[Extracted data entries]
┌──

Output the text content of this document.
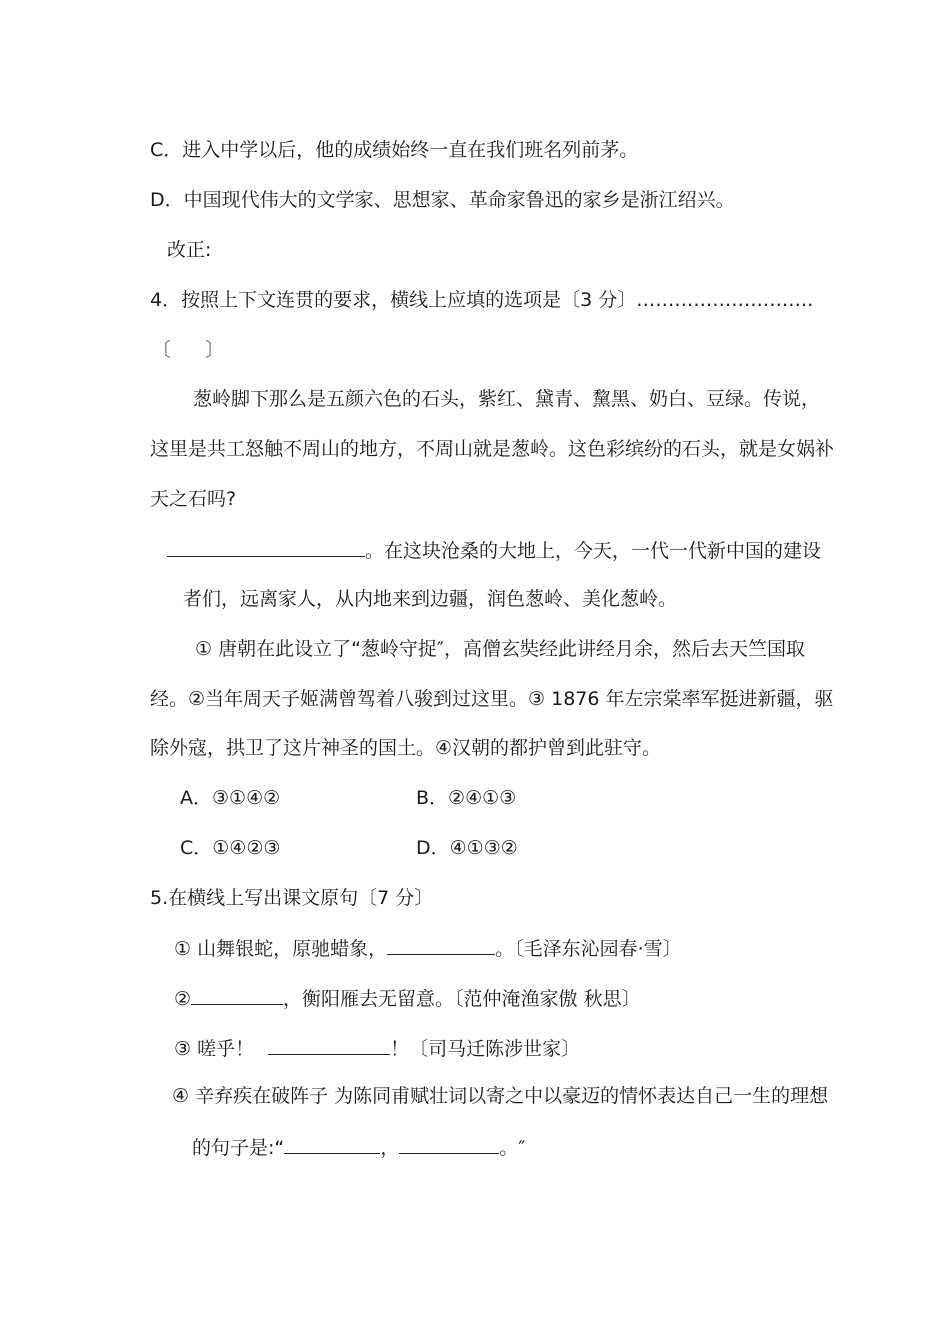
C．进入中学以后，他的成绩始终一直在我们班名列前茅。
D．中国现代伟大的文学家、思想家、革命家鲁迅的家乡是浙江绍兴。
改正:
4．按照上下文连贯的要求，横线上应填的选项是〔3 分〕……………………….
〔 〕
葱岭脚下那么是五颜六色的石头，紫红、黛青、黧黑、奶白、豆绿。传说，
这里是共工怒触不周山的地方，不周山就是葱岭。这色彩缤纷的石头，就是女娲补
天之石吗?
。在这块沧桑的大地上，今天，一代一代新中国的建设
者们，远离家人，从内地来到边疆，润色葱岭、美化葱岭。
① 唐朝在此设立了“葱岭守捉″，高僧玄奘经此讲经月余，然后去天竺国取
经。②当年周天子姬满曾驾着八骏到过这里。③ 1876 年左宗棠率军挺进新疆，驱
除外寇，拱卫了这片神圣的国土。④汉朝的都护曾到此驻守。
A．③①④②	B．②④①③
C．①④②③	D．④①③②
5.在横线上写出课文原句〔7 分〕
① 山舞银蛇，原驰蜡象，	。〔毛泽东沁园春·雪〕
②	，衡阳雁去无留意。〔范仲淹渔家傲 秋思〕
③ 嗟乎！	！〔司马迁陈涉世家〕
④ 辛弃疾在破阵子 为陈同甫赋壮词以寄之中以豪迈的情怀表达自己一生的理想
的句子是:“	，	。″
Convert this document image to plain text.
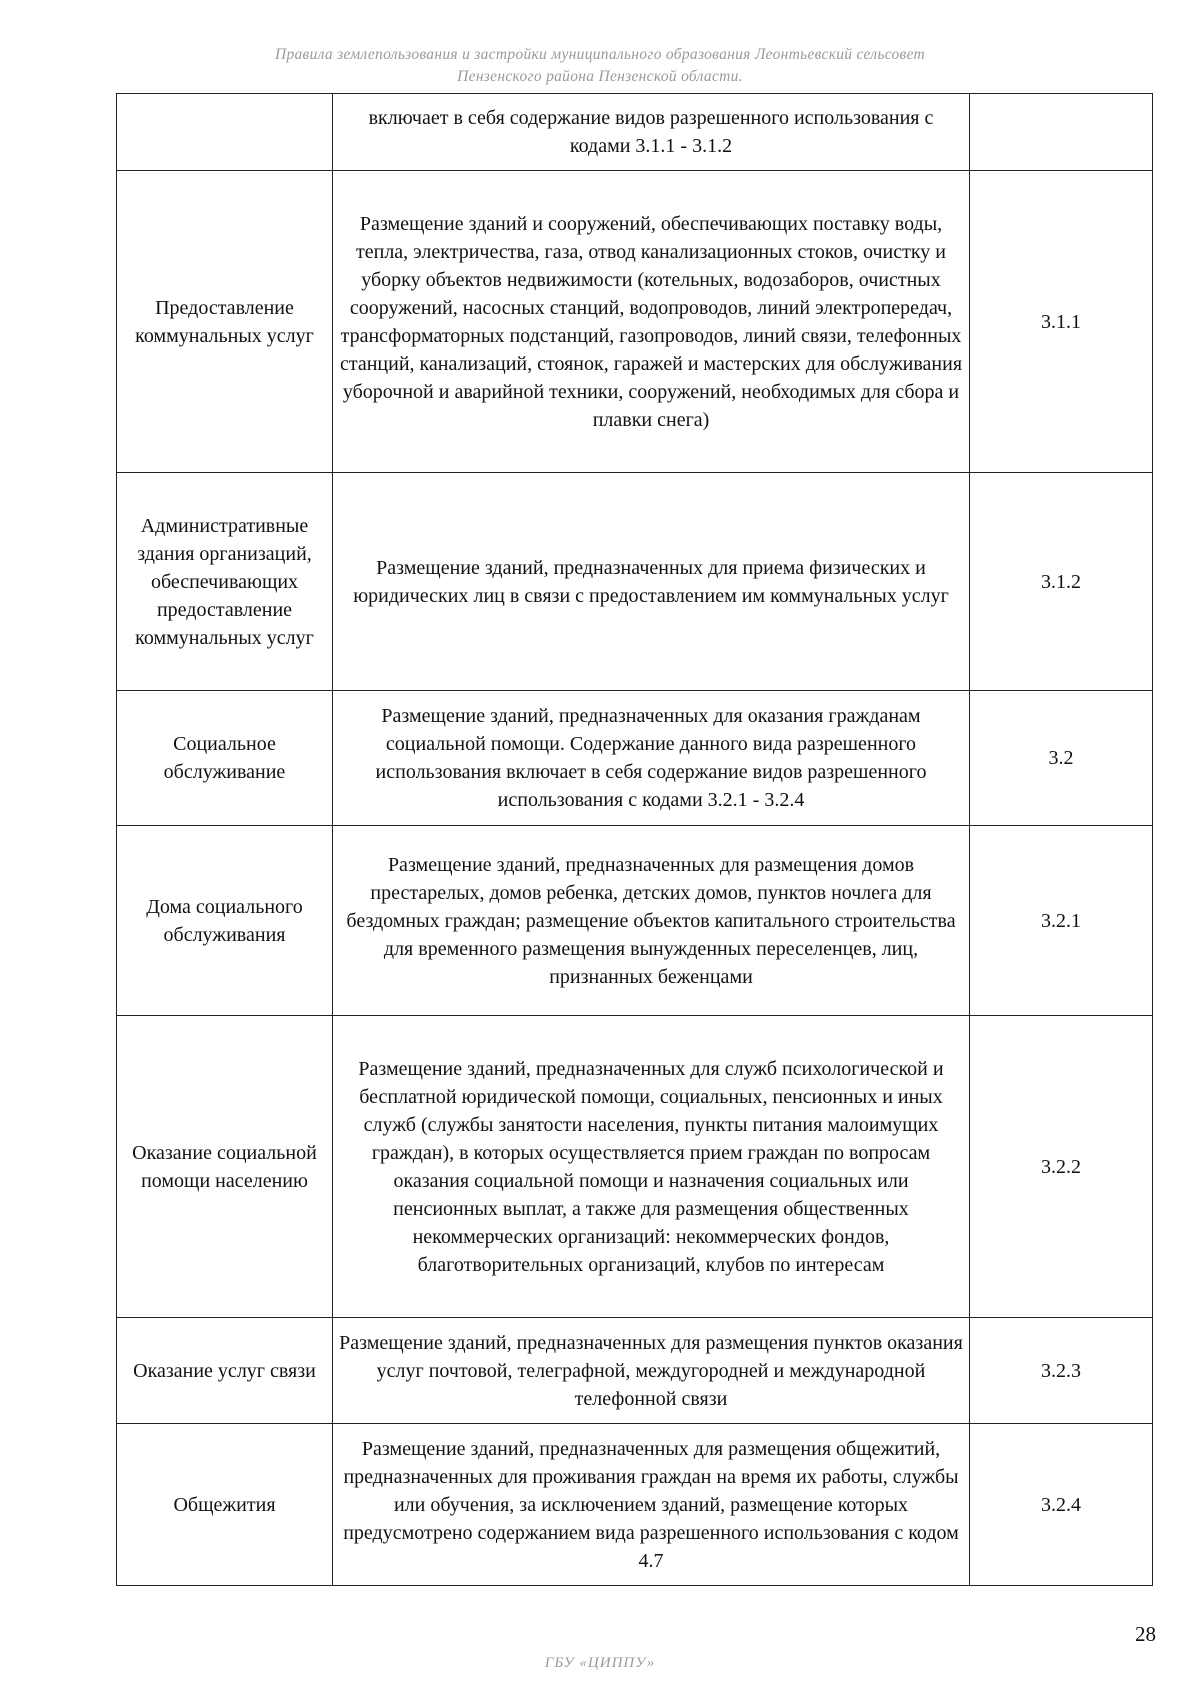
Правила землепользования и застройки муниципального образования Леонтьевский сельсовет
Пензенского района Пензенской области.
	включает в себя содержание видов разрешенного использования с кодами 3.1.1 - 3.1.2	
Предоставление коммунальных услуг	Размещение зданий и сооружений, обеспечивающих поставку воды, тепла, электричества, газа, отвод канализационных стоков, очистку и уборку объектов недвижимости (котельных, водозаборов, очистных сооружений, насосных станций, водопроводов, линий электропередач, трансформаторных подстанций, газопроводов, линий связи, телефонных станций, канализаций, стоянок, гаражей и мастерских для обслуживания уборочной и аварийной техники, сооружений, необходимых для сбора и плавки снега)	3.1.1
Административные здания организаций, обеспечивающих предоставление коммунальных услуг	Размещение зданий, предназначенных для приема физических и юридических лиц в связи с предоставлением им коммунальных услуг	3.1.2
Социальное обслуживание	Размещение зданий, предназначенных для оказания гражданам социальной помощи. Содержание данного вида разрешенного использования включает в себя содержание видов разрешенного использования с кодами 3.2.1 - 3.2.4	3.2
Дома социального обслуживания	Размещение зданий, предназначенных для размещения домов престарелых, домов ребенка, детских домов, пунктов ночлега для бездомных граждан; размещение объектов капитального строительства для временного размещения вынужденных переселенцев, лиц, признанных беженцами	3.2.1
Оказание социальной помощи населению	Размещение зданий, предназначенных для служб психологической и бесплатной юридической помощи, социальных, пенсионных и иных служб (службы занятости населения, пункты питания малоимущих граждан), в которых осуществляется прием граждан по вопросам оказания социальной помощи и назначения социальных или пенсионных выплат, а также для размещения общественных некоммерческих организаций: некоммерческих фондов, благотворительных организаций, клубов по интересам	3.2.2
Оказание услуг связи	Размещение зданий, предназначенных для размещения пунктов оказания услуг почтовой, телеграфной, междугородней и международной телефонной связи	3.2.3
Общежития	Размещение зданий, предназначенных для размещения общежитий, предназначенных для проживания граждан на время их работы, службы или обучения, за исключением зданий, размещение которых предусмотрено содержанием вида разрешенного использования с кодом 4.7	3.2.4
28
ГБУ «ЦИППУ»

└──

● REQUEST: Count each line above in which the string "Оказание" appears, then state only the total.

● SOLUTION FOR THIS PROBLEM: 2